Copy all lines holding the word "JSON" from the entries.
══ Data section
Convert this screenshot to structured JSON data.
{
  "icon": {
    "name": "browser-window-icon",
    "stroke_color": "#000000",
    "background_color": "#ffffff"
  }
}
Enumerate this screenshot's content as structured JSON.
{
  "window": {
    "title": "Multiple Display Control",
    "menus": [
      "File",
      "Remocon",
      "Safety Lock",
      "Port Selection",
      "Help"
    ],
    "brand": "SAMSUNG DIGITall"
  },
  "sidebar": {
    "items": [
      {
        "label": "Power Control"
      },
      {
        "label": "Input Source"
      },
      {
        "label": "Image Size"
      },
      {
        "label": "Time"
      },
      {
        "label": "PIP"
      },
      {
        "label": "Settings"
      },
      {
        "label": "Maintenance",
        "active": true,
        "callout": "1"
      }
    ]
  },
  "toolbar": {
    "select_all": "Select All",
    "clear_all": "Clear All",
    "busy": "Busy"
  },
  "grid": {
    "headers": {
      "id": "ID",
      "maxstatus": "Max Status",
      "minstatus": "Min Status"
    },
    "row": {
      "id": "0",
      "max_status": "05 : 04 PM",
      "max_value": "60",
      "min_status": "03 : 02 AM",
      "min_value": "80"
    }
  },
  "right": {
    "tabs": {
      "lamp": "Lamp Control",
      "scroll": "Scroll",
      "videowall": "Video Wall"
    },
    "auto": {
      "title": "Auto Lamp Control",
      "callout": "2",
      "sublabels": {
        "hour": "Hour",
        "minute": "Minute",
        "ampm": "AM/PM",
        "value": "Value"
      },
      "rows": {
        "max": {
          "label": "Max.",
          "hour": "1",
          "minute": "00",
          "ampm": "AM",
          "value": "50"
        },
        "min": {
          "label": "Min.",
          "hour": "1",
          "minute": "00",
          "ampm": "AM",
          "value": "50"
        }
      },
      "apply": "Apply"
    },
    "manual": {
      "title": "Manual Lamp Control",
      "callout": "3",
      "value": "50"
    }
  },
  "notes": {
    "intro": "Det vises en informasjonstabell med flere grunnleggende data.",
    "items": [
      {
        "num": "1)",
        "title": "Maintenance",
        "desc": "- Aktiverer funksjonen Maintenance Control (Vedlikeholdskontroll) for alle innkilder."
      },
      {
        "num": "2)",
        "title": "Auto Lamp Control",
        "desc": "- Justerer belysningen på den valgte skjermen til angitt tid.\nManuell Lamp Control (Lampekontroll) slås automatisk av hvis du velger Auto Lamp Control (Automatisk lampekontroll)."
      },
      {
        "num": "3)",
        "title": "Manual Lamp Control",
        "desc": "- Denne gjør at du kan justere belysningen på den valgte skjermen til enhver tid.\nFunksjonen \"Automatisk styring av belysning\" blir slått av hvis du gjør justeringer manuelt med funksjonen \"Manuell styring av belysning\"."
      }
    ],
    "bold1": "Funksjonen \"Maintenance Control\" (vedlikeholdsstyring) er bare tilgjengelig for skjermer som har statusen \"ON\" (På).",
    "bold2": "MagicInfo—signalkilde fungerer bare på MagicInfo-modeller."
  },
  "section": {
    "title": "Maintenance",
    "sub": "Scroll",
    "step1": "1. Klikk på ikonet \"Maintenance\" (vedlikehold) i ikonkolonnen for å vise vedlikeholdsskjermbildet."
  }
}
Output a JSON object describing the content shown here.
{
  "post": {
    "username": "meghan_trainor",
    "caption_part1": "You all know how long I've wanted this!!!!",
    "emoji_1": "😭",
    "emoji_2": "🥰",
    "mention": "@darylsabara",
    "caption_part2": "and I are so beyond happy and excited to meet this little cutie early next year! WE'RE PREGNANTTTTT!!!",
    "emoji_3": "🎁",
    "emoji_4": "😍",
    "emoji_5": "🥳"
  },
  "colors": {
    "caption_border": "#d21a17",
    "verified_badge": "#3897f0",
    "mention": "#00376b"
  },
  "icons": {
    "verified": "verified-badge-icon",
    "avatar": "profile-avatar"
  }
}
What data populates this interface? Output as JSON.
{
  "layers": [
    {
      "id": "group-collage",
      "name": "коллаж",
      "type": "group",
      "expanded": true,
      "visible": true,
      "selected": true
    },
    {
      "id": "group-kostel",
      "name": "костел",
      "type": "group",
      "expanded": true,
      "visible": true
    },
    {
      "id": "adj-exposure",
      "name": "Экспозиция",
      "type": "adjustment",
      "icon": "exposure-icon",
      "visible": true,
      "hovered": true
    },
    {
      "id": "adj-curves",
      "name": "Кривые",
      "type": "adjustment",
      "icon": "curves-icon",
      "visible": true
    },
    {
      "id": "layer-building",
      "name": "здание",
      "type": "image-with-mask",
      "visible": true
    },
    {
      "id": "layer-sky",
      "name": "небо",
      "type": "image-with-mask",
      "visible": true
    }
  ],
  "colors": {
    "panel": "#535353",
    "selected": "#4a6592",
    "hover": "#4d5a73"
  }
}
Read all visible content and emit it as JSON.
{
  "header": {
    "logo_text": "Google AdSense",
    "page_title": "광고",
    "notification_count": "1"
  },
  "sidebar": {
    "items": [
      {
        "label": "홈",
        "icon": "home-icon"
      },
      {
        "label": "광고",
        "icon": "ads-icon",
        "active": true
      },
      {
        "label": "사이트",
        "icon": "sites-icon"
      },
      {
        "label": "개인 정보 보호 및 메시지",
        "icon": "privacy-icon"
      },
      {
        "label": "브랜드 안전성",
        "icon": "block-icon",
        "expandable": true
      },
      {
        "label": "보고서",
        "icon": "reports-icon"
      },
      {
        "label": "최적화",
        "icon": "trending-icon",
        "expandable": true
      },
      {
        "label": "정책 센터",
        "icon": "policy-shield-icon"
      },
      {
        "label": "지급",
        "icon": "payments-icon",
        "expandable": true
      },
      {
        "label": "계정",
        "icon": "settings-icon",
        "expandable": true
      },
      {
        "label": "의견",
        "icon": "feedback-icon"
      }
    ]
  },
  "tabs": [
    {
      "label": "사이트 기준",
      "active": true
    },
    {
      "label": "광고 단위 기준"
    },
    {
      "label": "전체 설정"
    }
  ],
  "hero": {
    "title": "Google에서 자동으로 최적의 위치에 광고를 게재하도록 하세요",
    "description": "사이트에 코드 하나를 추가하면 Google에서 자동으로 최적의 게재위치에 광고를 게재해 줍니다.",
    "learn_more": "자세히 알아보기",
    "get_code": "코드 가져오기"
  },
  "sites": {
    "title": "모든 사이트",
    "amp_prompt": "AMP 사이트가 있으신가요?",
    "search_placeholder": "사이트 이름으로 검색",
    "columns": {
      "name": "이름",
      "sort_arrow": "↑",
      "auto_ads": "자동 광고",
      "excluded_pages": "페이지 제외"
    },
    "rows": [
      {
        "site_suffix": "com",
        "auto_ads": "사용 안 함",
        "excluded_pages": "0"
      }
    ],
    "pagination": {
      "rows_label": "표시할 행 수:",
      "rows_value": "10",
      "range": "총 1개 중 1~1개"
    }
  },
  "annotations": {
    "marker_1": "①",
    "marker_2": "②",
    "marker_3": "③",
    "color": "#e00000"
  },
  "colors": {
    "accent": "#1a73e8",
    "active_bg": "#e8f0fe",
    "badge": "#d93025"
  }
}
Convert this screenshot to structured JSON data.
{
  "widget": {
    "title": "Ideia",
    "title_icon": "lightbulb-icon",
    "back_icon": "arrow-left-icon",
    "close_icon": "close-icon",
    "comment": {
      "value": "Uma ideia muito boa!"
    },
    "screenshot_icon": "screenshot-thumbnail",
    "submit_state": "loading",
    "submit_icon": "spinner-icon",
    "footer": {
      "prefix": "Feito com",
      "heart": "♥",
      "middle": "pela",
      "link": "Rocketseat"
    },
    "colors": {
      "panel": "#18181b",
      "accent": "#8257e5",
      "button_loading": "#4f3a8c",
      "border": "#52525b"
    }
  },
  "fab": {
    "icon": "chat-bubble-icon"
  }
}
════
* Answer to the task
Convert this screenshot to structured JSON data.
Enumerate this screenshot's content as structured JSON.
Output a JSON object describing the content shown here.
What data populates this interface? Output as JSON.
Read all visible content and emit it as JSON.
Convert this screenshot to structured JSON data.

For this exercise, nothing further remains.